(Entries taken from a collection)
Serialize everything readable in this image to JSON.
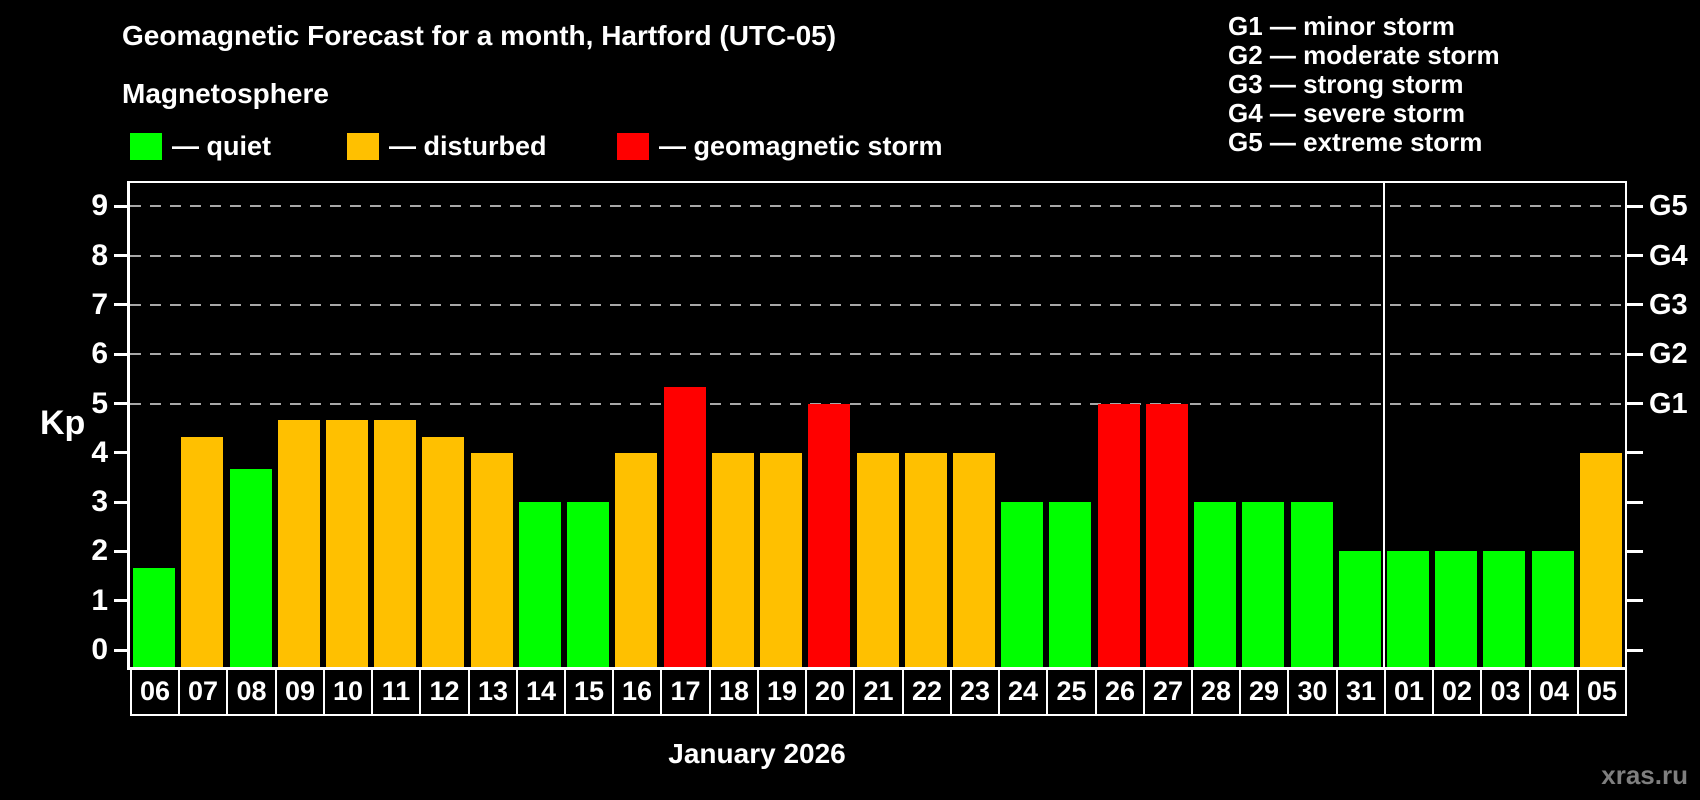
{
  "title": "Geomagnetic Forecast for a month, Hartford (UTC-05)",
  "subtitle": "Magnetosphere",
  "legend": {
    "items": [
      {
        "key": "quiet",
        "label": "— quiet",
        "color": "#00ff00"
      },
      {
        "key": "disturbed",
        "label": "— disturbed",
        "color": "#ffc000"
      },
      {
        "key": "storm",
        "label": "— geomagnetic storm",
        "color": "#ff0000"
      }
    ]
  },
  "storm_scale_legend": [
    "G1 — minor storm",
    "G2 — moderate storm",
    "G3 — strong storm",
    "G4 — severe storm",
    "G5 — extreme storm"
  ],
  "watermark": "xras.ru",
  "chart_data": {
    "type": "bar",
    "title": "Geomagnetic Forecast for a month, Hartford (UTC-05)",
    "ylabel": "Kp",
    "xlabel": "January 2026",
    "ylim": [
      0,
      9.5
    ],
    "yticks": [
      0,
      1,
      2,
      3,
      4,
      5,
      6,
      7,
      8,
      9
    ],
    "gridlines_at": [
      5,
      6,
      7,
      8,
      9
    ],
    "grid": "dashed horizontal at storm levels",
    "right_axis_labels": [
      {
        "kp": 5,
        "label": "G1"
      },
      {
        "kp": 6,
        "label": "G2"
      },
      {
        "kp": 7,
        "label": "G3"
      },
      {
        "kp": 8,
        "label": "G4"
      },
      {
        "kp": 9,
        "label": "G5"
      }
    ],
    "categories": [
      "06",
      "07",
      "08",
      "09",
      "10",
      "11",
      "12",
      "13",
      "14",
      "15",
      "16",
      "17",
      "18",
      "19",
      "20",
      "21",
      "22",
      "23",
      "24",
      "25",
      "26",
      "27",
      "28",
      "29",
      "30",
      "31",
      "01",
      "02",
      "03",
      "04",
      "05"
    ],
    "values": [
      1.67,
      4.33,
      3.67,
      4.67,
      4.67,
      4.67,
      4.33,
      4.0,
      3.0,
      3.0,
      4.0,
      5.33,
      4.0,
      4.0,
      5.0,
      4.0,
      4.0,
      4.0,
      3.0,
      3.0,
      5.0,
      5.0,
      3.0,
      3.0,
      3.0,
      2.0,
      2.0,
      2.0,
      2.0,
      2.0,
      4.0
    ],
    "statuses": [
      "quiet",
      "disturbed",
      "quiet",
      "disturbed",
      "disturbed",
      "disturbed",
      "disturbed",
      "disturbed",
      "quiet",
      "quiet",
      "disturbed",
      "storm",
      "disturbed",
      "disturbed",
      "storm",
      "disturbed",
      "disturbed",
      "disturbed",
      "quiet",
      "quiet",
      "storm",
      "storm",
      "quiet",
      "quiet",
      "quiet",
      "quiet",
      "quiet",
      "quiet",
      "quiet",
      "quiet",
      "disturbed"
    ],
    "colors": {
      "quiet": "#00ff00",
      "disturbed": "#ffc000",
      "storm": "#ff0000"
    },
    "month_separator_after_index": 25
  }
}
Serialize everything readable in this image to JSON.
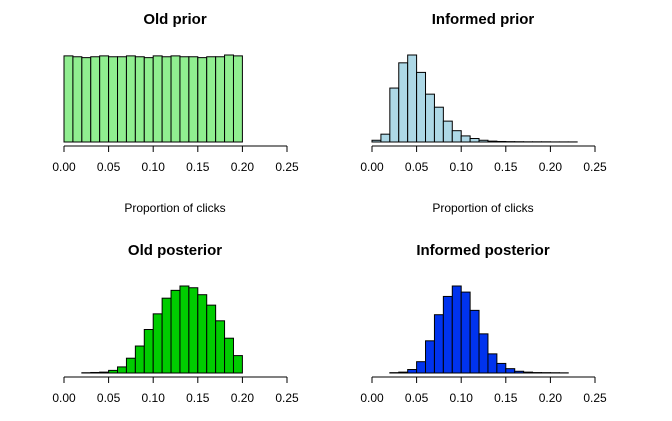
{
  "chart_data": [
    {
      "type": "bar",
      "title": "Old prior",
      "xlabel": "Proportion of clicks",
      "ylabel": "",
      "xlim": [
        0,
        0.25
      ],
      "xticks": [
        "0.00",
        "0.05",
        "0.10",
        "0.15",
        "0.20",
        "0.25"
      ],
      "bin_width": 0.01,
      "bin_start": 0.0,
      "counts": [
        0.98,
        0.97,
        0.96,
        0.97,
        0.98,
        0.97,
        0.97,
        0.98,
        0.97,
        0.96,
        0.98,
        0.97,
        0.98,
        0.97,
        0.97,
        0.96,
        0.97,
        0.97,
        0.99,
        0.98
      ],
      "fill": "#90ee90",
      "grid": false
    },
    {
      "type": "bar",
      "title": "Informed prior",
      "xlabel": "Proportion of clicks",
      "ylabel": "",
      "xlim": [
        0,
        0.25
      ],
      "xticks": [
        "0.00",
        "0.05",
        "0.10",
        "0.15",
        "0.20",
        "0.25"
      ],
      "bin_width": 0.01,
      "bin_start": 0.0,
      "counts": [
        0.02,
        0.09,
        0.62,
        0.91,
        1.0,
        0.8,
        0.55,
        0.4,
        0.24,
        0.13,
        0.07,
        0.04,
        0.02,
        0.01,
        0.006,
        0.004,
        0.003,
        0.002,
        0.002,
        0.002,
        0.001,
        0.001,
        0.001
      ],
      "fill": "#add8e6",
      "grid": false
    },
    {
      "type": "bar",
      "title": "Old posterior",
      "xlabel": "",
      "ylabel": "",
      "xlim": [
        0,
        0.25
      ],
      "xticks": [
        "0.00",
        "0.05",
        "0.10",
        "0.15",
        "0.20",
        "0.25"
      ],
      "bin_width": 0.01,
      "bin_start": 0.02,
      "counts": [
        0.003,
        0.006,
        0.01,
        0.03,
        0.07,
        0.17,
        0.31,
        0.5,
        0.68,
        0.86,
        0.95,
        1.0,
        0.98,
        0.9,
        0.78,
        0.6,
        0.4,
        0.2
      ],
      "fill": "#00cc00",
      "grid": false
    },
    {
      "type": "bar",
      "title": "Informed posterior",
      "xlabel": "",
      "ylabel": "",
      "xlim": [
        0,
        0.25
      ],
      "xticks": [
        "0.00",
        "0.05",
        "0.10",
        "0.15",
        "0.20",
        "0.25"
      ],
      "bin_width": 0.01,
      "bin_start": 0.02,
      "counts": [
        0.004,
        0.01,
        0.04,
        0.13,
        0.37,
        0.67,
        0.88,
        1.0,
        0.93,
        0.72,
        0.45,
        0.22,
        0.11,
        0.05,
        0.02,
        0.01,
        0.005,
        0.004,
        0.003,
        0.002
      ],
      "fill": "#0033ee",
      "grid": false
    }
  ]
}
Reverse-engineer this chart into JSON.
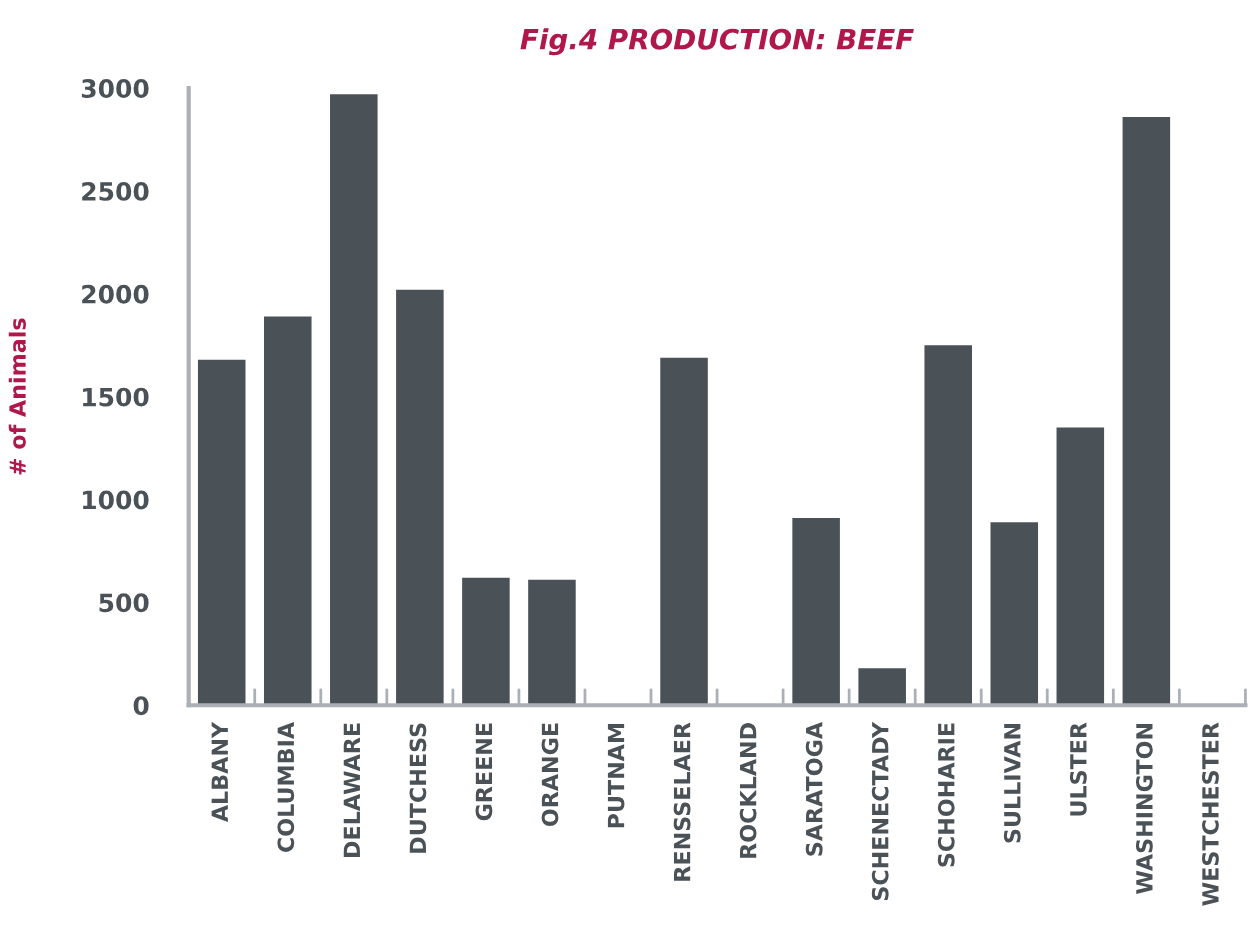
{
  "chart_data": {
    "type": "bar",
    "title": "Fig.4 PRODUCTION: BEEF",
    "ylabel": "# of Animals",
    "categories": [
      "ALBANY",
      "COLUMBIA",
      "DELAWARE",
      "DUTCHESS",
      "GREENE",
      "ORANGE",
      "PUTNAM",
      "RENSSELAER",
      "ROCKLAND",
      "SARATOGA",
      "SCHENECTADY",
      "SCHOHARIE",
      "SULLIVAN",
      "ULSTER",
      "WASHINGTON",
      "WESTCHESTER"
    ],
    "values": [
      1680,
      1890,
      2970,
      2020,
      620,
      610,
      0,
      1690,
      0,
      910,
      180,
      1750,
      890,
      1350,
      2860,
      0
    ],
    "color": "#4a5258",
    "ylim": [
      0,
      3000
    ],
    "yticks": [
      0,
      500,
      1000,
      1500,
      2000,
      2500,
      3000
    ],
    "grid": false
  }
}
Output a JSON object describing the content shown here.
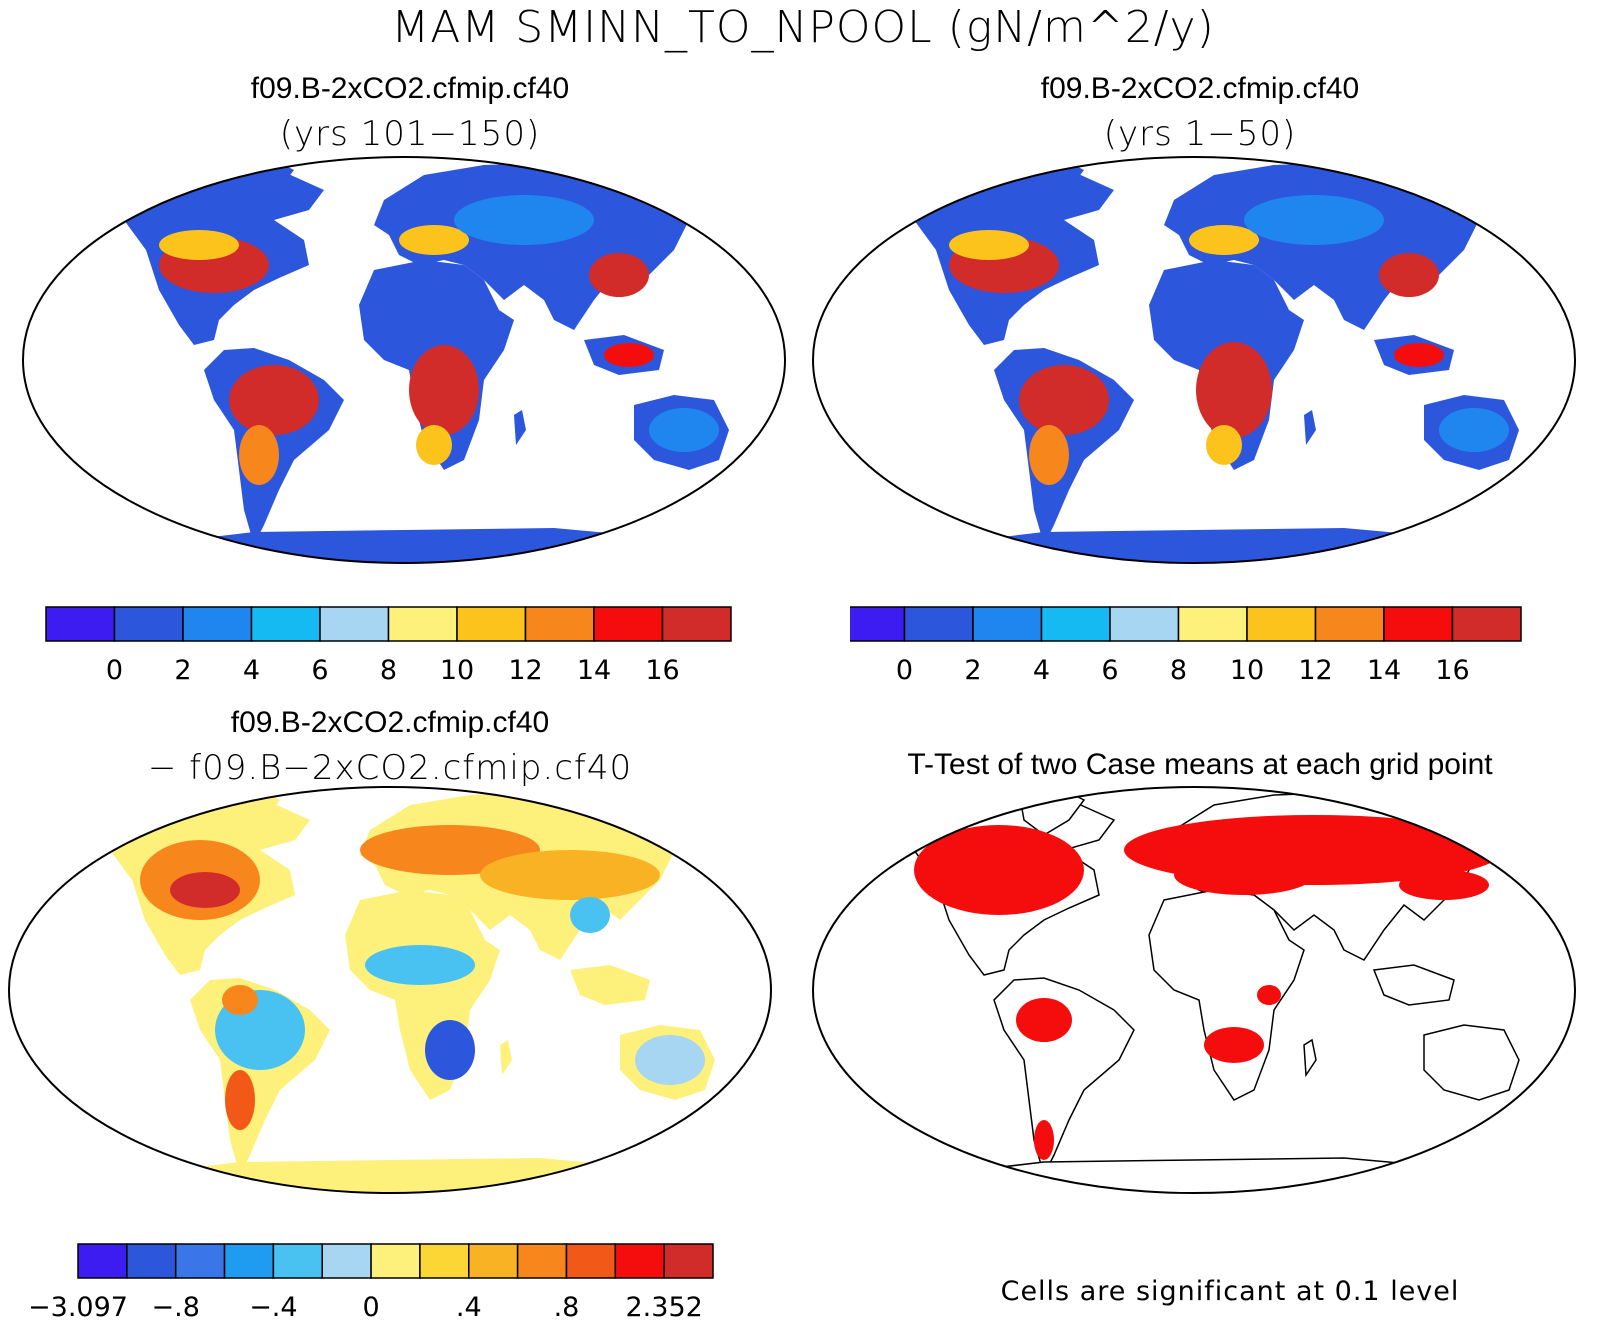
{
  "title": "MAM SMINN_TO_NPOOL (gN/m^2/y)",
  "panels": [
    {
      "id": "top-left",
      "case_name": "f09.B-2xCO2.cfmip.cf40",
      "subtitle": "(yrs 101−150)",
      "colorbar": {
        "colors": [
          "#3d1cf2",
          "#2c56dc",
          "#1f86ef",
          "#16baf3",
          "#a6d6f2",
          "#fdf17c",
          "#fbc31b",
          "#f7861d",
          "#f40d0c",
          "#d22c2a"
        ],
        "labels": [
          "0",
          "2",
          "4",
          "6",
          "8",
          "10",
          "12",
          "14",
          "16"
        ]
      }
    },
    {
      "id": "top-right",
      "case_name": "f09.B-2xCO2.cfmip.cf40",
      "subtitle": "(yrs 1−50)",
      "colorbar": {
        "colors": [
          "#3d1cf2",
          "#2c56dc",
          "#1f86ef",
          "#16baf3",
          "#a6d6f2",
          "#fdf17c",
          "#fbc31b",
          "#f7861d",
          "#f40d0c",
          "#d22c2a"
        ],
        "labels": [
          "0",
          "2",
          "4",
          "6",
          "8",
          "10",
          "12",
          "14",
          "16"
        ]
      }
    },
    {
      "id": "bottom-left",
      "case_name": "f09.B-2xCO2.cfmip.cf40",
      "subtitle": "− f09.B−2xCO2.cfmip.cf40",
      "colorbar": {
        "colors": [
          "#3d1cf2",
          "#2c56dc",
          "#3a76e8",
          "#1f9cf0",
          "#49c2f1",
          "#a6d6f2",
          "#fdf17c",
          "#fbd634",
          "#f9b224",
          "#f7861d",
          "#f25817",
          "#f40d0c",
          "#d22c2a"
        ],
        "labels": [
          "−3.097",
          "−.8",
          "−.4",
          "0",
          ".4",
          ".8",
          "2.352"
        ]
      }
    },
    {
      "id": "bottom-right",
      "title": "T-Test of two Case means at each grid point",
      "note": "Cells are significant at 0.1 level",
      "significant_color": "#f40d0c"
    }
  ]
}
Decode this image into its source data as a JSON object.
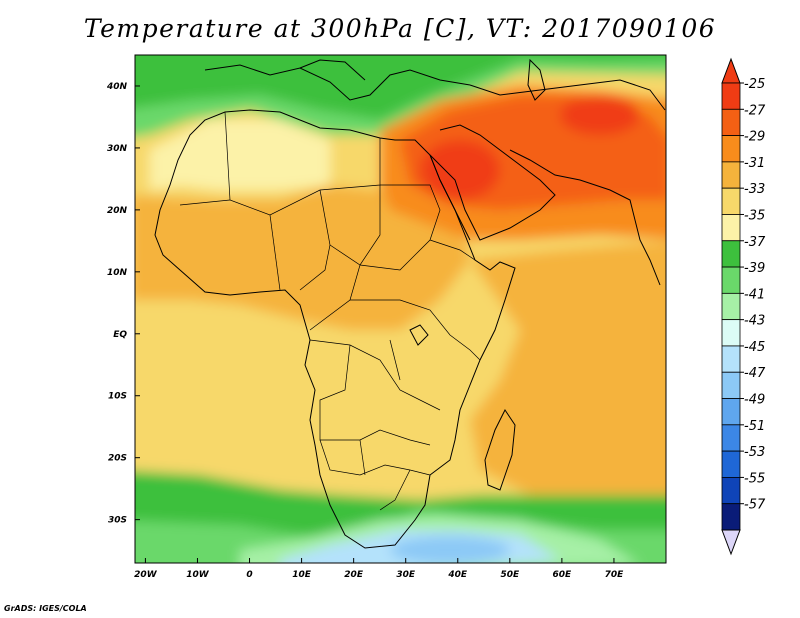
{
  "title": "Temperature at 300hPa [C], VT: 2017090106",
  "credit": "GrADS: IGES/COLA",
  "map": {
    "lon_range": [
      -22,
      80
    ],
    "lat_range": [
      -37,
      45
    ],
    "lon_ticks": [
      {
        "value": -20,
        "label": "20W"
      },
      {
        "value": -10,
        "label": "10W"
      },
      {
        "value": 0,
        "label": "0"
      },
      {
        "value": 10,
        "label": "10E"
      },
      {
        "value": 20,
        "label": "20E"
      },
      {
        "value": 30,
        "label": "30E"
      },
      {
        "value": 40,
        "label": "40E"
      },
      {
        "value": 50,
        "label": "50E"
      },
      {
        "value": 60,
        "label": "60E"
      },
      {
        "value": 70,
        "label": "70E"
      }
    ],
    "lat_ticks": [
      {
        "value": 40,
        "label": "40N"
      },
      {
        "value": 30,
        "label": "30N"
      },
      {
        "value": 20,
        "label": "20N"
      },
      {
        "value": 10,
        "label": "10N"
      },
      {
        "value": 0,
        "label": "EQ"
      },
      {
        "value": -10,
        "label": "10S"
      },
      {
        "value": -20,
        "label": "20S"
      },
      {
        "value": -30,
        "label": "30S"
      }
    ]
  },
  "colorbar": {
    "labels": [
      "-25",
      "-27",
      "-29",
      "-31",
      "-33",
      "-35",
      "-37",
      "-39",
      "-41",
      "-43",
      "-45",
      "-47",
      "-49",
      "-51",
      "-53",
      "-55",
      "-57"
    ],
    "colors": [
      "#f03c14",
      "#f46014",
      "#f88c1c",
      "#f5b33c",
      "#f7d86a",
      "#fcf2a8",
      "#3dc03d",
      "#6ad86a",
      "#a6f0a6",
      "#dcfcf6",
      "#b4e2fb",
      "#8cc9f6",
      "#5fa6ee",
      "#3c87e6",
      "#1f67d6",
      "#0f44b8",
      "#0a1c78"
    ]
  }
}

DIRECTION: Collect each line of the entries that has the word "JSON", copying it in full.

SOLUTION TO THE EXERCISE:
Serialize everything readable in this image to JSON.
Serialize everything readable in this image to JSON.
Reverse-engineer this chart into JSON.
Output a JSON object describing the content shown here.
Decode this image into its source data as a JSON object.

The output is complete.